Work required - Count the lines below that contain the word "Roller" and give only that number.

Source records -
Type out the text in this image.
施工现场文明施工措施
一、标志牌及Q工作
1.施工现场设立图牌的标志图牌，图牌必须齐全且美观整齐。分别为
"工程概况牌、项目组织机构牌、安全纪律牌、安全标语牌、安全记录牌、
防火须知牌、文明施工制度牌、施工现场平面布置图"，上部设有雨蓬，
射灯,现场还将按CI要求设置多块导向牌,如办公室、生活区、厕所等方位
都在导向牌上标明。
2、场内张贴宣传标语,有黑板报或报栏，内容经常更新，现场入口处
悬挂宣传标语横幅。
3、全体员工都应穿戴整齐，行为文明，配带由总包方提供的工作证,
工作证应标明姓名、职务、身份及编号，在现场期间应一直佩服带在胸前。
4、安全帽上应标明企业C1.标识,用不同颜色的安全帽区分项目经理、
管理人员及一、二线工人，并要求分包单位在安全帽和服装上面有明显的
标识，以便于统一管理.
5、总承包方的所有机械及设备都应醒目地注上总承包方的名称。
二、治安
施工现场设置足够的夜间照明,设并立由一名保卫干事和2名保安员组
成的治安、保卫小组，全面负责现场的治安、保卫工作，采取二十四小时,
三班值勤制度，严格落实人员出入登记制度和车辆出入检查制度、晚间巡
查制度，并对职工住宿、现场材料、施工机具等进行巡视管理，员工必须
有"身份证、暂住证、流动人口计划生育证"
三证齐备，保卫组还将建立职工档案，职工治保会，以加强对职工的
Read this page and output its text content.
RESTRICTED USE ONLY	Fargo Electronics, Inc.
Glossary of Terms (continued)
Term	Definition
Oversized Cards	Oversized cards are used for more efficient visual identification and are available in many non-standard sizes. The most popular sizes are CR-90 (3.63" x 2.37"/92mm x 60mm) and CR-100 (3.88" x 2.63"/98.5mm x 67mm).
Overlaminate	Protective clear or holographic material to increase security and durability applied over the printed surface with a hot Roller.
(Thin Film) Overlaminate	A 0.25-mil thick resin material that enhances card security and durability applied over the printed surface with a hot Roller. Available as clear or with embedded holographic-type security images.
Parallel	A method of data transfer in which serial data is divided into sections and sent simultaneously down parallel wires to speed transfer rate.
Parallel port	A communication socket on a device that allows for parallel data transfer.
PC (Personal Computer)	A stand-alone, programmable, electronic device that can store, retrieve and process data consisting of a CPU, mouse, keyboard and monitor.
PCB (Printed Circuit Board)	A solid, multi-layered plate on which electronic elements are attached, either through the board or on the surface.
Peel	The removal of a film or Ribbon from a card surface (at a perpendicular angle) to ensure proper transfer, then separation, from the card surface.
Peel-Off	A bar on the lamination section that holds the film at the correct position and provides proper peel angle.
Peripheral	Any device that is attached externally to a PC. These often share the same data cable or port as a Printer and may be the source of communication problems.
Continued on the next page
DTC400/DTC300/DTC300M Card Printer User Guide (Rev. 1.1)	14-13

Solved exercise - 2